§ Written exercise
Locate every line that holds the string "知道有些物质能溶解在水中" and copy it.

§ Data to use
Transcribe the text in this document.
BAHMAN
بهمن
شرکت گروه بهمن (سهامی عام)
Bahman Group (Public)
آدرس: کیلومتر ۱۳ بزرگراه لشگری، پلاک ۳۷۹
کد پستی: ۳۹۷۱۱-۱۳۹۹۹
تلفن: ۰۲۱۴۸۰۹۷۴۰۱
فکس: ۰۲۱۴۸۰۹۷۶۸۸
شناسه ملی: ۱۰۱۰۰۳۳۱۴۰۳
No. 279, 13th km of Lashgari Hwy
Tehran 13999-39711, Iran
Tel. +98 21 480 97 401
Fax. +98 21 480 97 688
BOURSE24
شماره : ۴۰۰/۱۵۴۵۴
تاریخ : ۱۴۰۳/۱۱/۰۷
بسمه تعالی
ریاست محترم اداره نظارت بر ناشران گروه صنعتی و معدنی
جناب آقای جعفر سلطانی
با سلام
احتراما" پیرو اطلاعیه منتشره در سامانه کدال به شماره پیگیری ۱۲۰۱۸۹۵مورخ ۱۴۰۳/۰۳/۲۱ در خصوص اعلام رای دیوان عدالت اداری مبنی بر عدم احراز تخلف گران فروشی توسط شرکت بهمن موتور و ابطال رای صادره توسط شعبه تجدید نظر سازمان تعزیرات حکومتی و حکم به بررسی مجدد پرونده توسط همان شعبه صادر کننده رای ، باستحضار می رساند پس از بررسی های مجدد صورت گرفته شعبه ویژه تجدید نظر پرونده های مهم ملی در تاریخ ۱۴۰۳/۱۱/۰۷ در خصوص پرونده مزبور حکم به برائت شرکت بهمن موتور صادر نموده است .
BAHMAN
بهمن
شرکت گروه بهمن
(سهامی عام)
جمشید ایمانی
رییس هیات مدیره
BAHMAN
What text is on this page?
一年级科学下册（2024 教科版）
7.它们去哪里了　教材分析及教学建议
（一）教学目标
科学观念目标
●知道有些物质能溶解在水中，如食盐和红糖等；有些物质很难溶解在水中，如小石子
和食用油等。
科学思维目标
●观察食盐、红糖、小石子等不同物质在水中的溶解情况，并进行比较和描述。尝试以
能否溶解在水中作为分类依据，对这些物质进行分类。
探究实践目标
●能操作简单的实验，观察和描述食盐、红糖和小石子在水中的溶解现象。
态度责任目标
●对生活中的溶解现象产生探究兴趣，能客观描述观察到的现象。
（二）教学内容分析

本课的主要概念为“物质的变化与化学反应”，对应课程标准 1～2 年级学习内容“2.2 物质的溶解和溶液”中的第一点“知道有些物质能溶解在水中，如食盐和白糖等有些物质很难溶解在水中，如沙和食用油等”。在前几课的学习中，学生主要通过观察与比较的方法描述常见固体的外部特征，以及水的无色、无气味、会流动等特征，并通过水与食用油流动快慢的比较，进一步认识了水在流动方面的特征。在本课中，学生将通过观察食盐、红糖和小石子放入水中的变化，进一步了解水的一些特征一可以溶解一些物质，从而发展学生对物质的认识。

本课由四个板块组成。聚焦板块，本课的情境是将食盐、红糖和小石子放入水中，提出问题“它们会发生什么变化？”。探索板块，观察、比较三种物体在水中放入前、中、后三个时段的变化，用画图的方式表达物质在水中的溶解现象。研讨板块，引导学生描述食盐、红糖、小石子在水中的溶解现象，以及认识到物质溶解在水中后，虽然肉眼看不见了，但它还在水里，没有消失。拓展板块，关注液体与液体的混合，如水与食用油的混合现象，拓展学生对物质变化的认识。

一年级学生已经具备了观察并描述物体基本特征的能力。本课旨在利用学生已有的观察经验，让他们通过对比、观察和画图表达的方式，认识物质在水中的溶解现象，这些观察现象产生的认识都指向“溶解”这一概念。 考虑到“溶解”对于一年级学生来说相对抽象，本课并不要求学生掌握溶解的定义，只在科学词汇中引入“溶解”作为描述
---
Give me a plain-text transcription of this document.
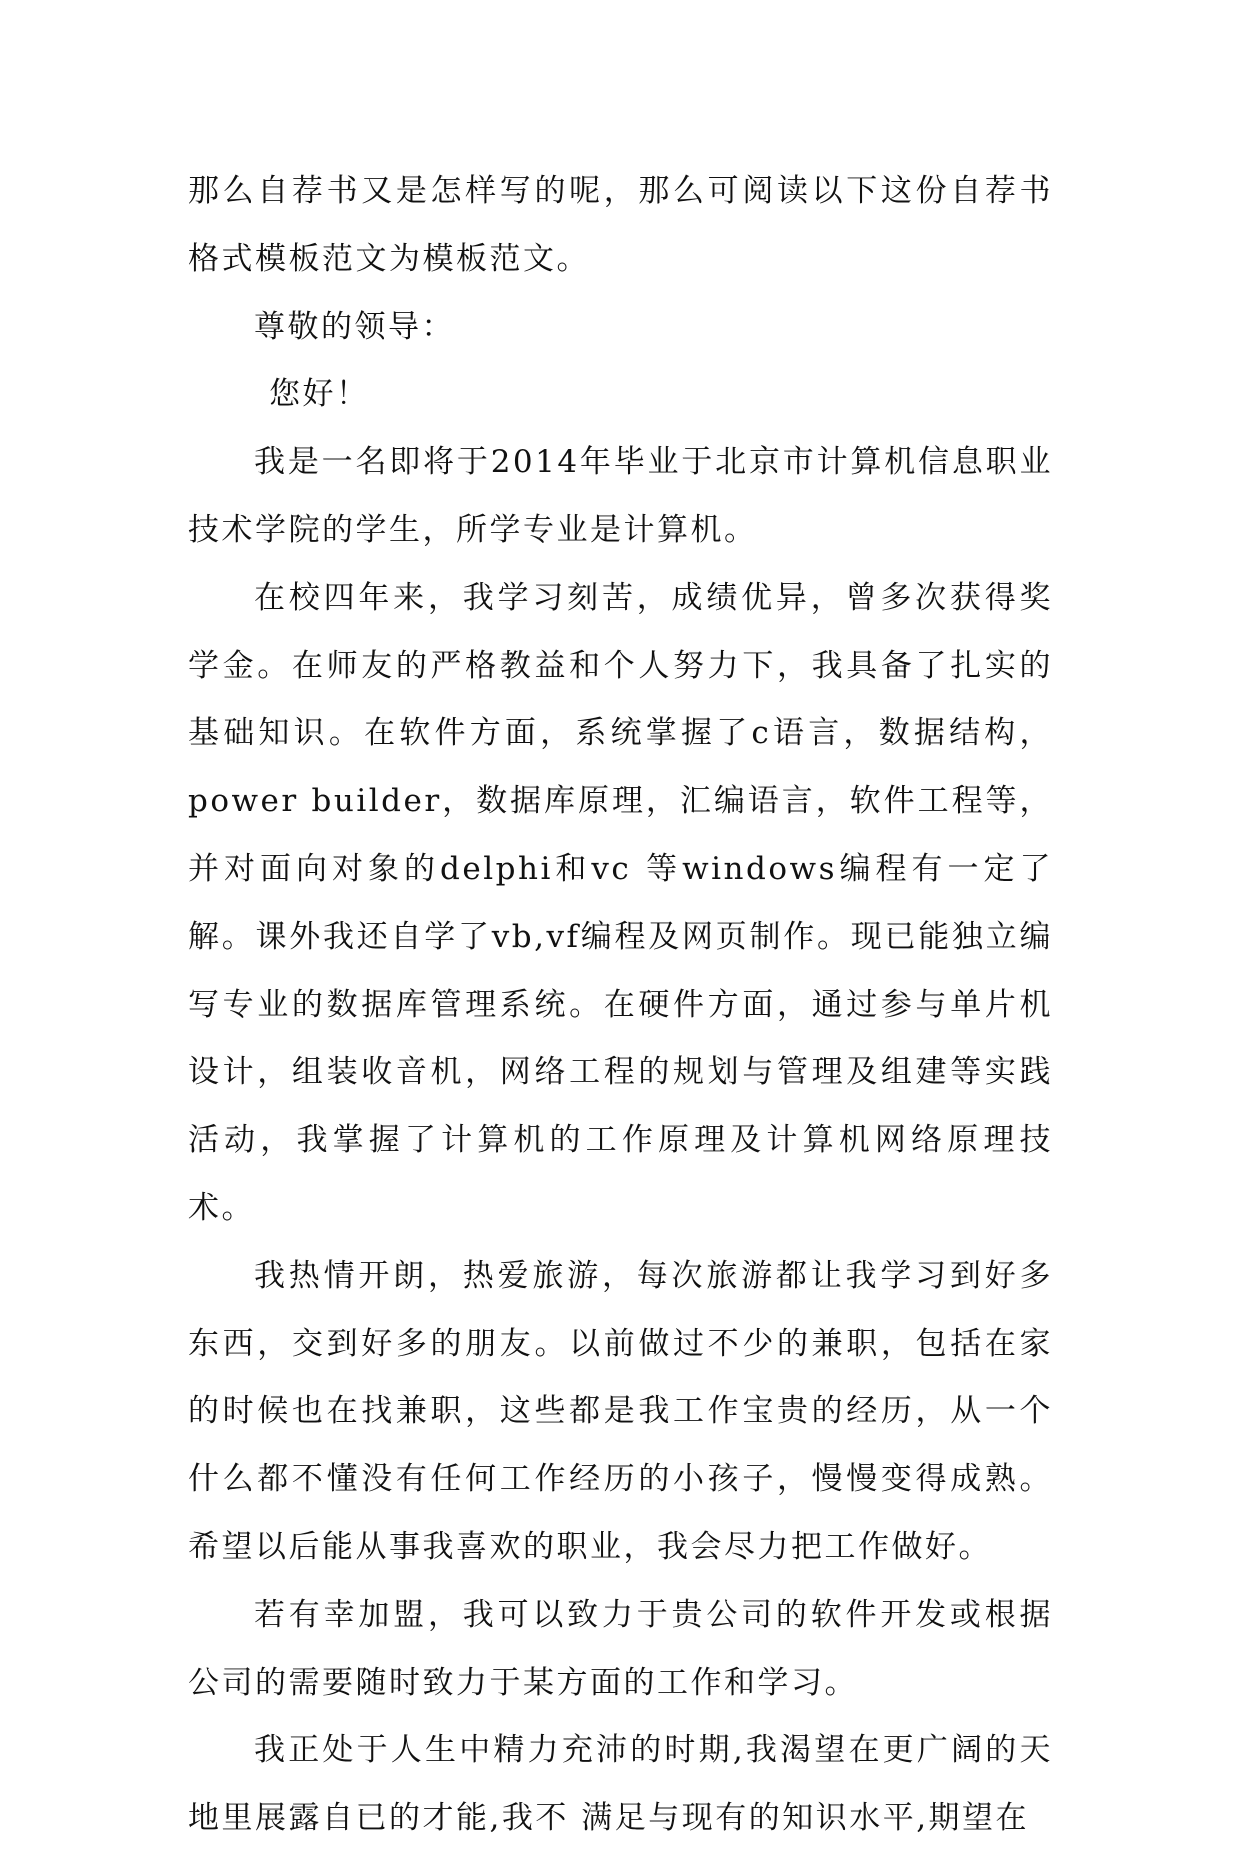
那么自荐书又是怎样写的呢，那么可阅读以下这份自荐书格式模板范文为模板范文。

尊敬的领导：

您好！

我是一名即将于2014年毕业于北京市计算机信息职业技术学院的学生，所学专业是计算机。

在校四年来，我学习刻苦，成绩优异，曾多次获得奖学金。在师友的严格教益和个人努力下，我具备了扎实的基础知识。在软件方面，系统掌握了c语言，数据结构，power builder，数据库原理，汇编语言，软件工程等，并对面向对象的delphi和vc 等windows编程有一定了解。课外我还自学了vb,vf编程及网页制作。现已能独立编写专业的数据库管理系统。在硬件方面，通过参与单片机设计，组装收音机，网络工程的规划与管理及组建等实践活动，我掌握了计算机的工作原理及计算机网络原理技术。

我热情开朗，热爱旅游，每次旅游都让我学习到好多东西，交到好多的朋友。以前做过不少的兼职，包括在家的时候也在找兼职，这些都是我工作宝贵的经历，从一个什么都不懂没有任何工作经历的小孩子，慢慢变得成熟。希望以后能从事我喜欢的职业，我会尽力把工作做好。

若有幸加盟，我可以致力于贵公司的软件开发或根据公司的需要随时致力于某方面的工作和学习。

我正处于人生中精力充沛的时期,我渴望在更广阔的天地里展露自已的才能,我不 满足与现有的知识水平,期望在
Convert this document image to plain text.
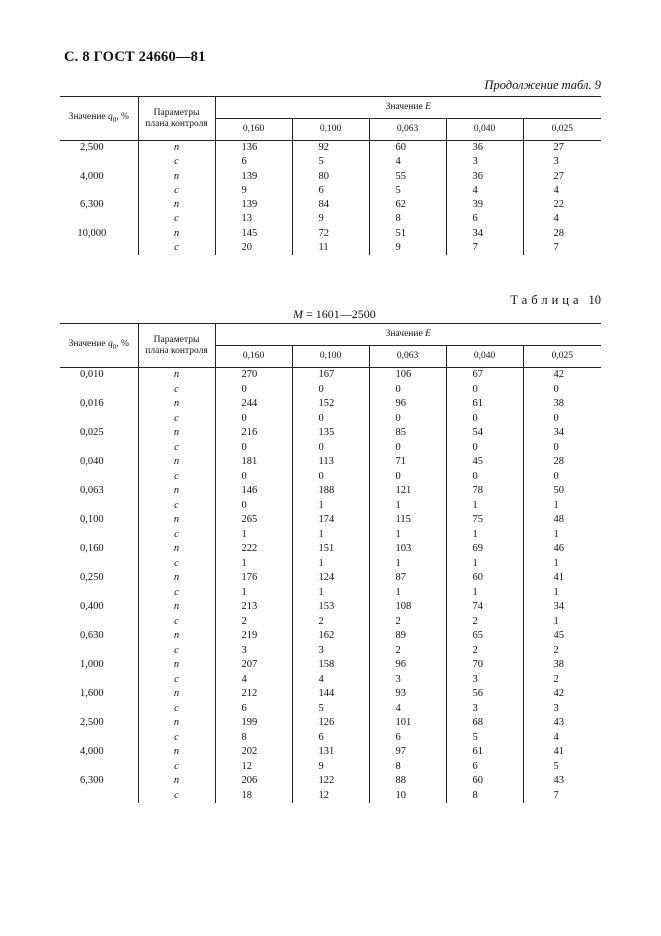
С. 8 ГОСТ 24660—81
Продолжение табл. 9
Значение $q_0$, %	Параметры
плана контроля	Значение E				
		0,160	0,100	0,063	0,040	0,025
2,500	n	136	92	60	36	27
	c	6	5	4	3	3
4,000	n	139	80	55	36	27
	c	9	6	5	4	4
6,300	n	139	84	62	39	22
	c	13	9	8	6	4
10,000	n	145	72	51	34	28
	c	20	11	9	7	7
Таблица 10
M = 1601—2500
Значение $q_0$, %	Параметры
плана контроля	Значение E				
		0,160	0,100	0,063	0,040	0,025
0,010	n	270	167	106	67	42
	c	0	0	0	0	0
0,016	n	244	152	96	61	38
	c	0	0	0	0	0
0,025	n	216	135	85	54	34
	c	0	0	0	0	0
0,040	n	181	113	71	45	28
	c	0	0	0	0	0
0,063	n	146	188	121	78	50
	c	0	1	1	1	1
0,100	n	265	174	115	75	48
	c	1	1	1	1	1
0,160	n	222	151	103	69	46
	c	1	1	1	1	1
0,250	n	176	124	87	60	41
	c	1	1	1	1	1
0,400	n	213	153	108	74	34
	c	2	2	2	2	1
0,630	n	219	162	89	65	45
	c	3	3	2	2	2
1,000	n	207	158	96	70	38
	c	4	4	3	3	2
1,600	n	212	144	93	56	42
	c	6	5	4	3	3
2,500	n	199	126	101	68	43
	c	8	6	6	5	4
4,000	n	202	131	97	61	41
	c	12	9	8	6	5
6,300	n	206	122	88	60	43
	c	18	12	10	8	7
---
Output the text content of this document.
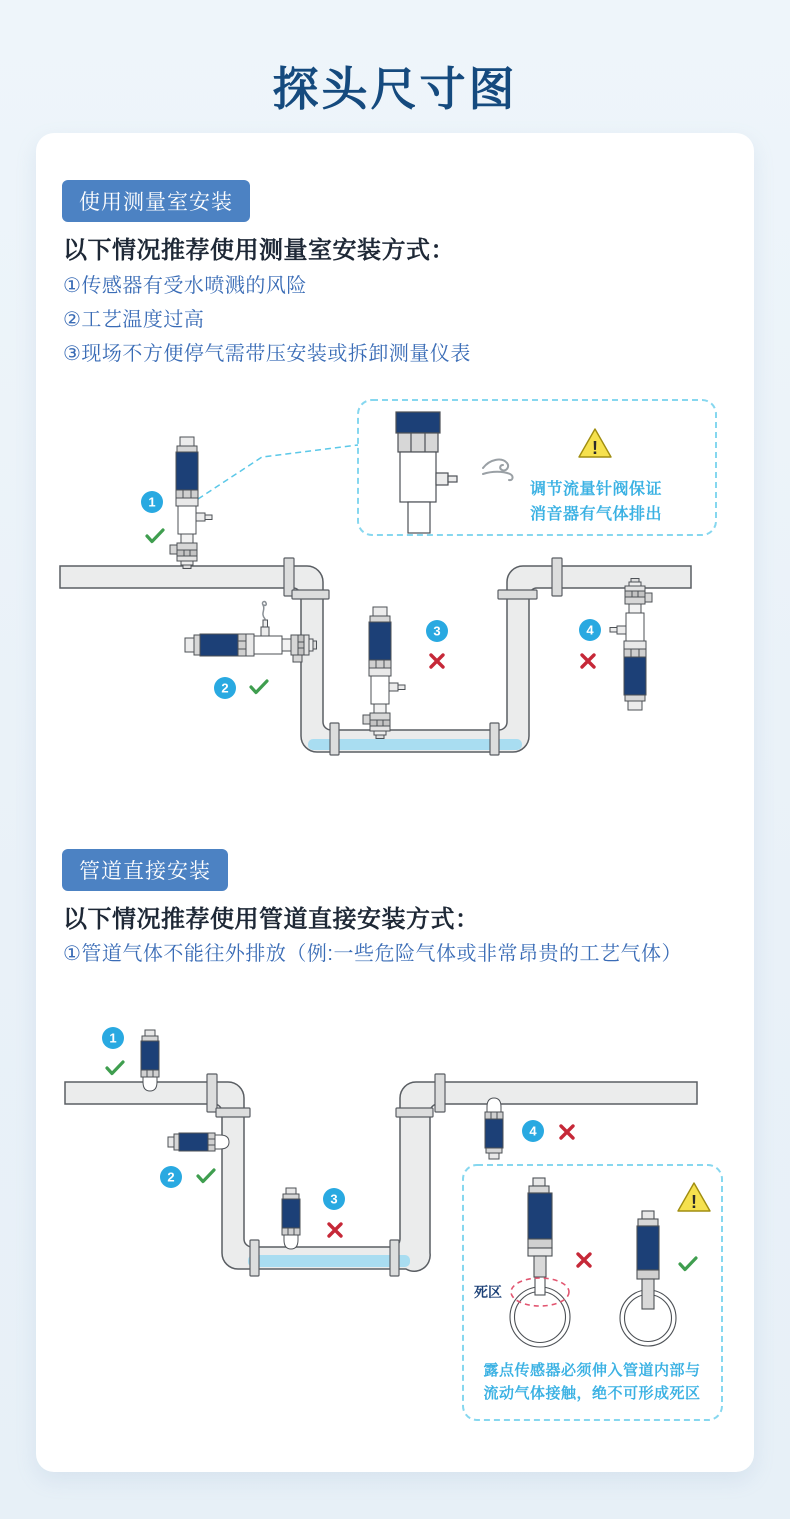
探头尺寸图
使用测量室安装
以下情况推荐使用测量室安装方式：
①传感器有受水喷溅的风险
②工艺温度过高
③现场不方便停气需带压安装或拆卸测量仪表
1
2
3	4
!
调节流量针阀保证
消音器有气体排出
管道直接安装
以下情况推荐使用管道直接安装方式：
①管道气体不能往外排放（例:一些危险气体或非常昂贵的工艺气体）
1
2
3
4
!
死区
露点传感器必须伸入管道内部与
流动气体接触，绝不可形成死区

§ Correct answer
●知道有些物质能溶解在水中，如食盐和红糖等；有些物质很难溶解在水中，如小石子
本课的主要概念为“物质的变化与化学反应”，对应课程标准 1～2 年级学习内容“2.2 物质的溶解和溶液”中的第一点“知道有些物质能溶解在水中，如食盐和白糖等有些物质很难溶解在水中，如沙和食用油等”。在前几课的学习中，学生主要通过观察与比较的方法描述常见固体的外部特征，以及水的无色、无气味、会流动等特征，并通过水与食用油流动快慢的比较，进一步认识了水在流动方面的特征。在本课中，学生将通过观察食盐、红糖和小石子放入水中的变化，进一步了解水的一些特征一可以溶解一些物质，从而发展学生对物质的认识。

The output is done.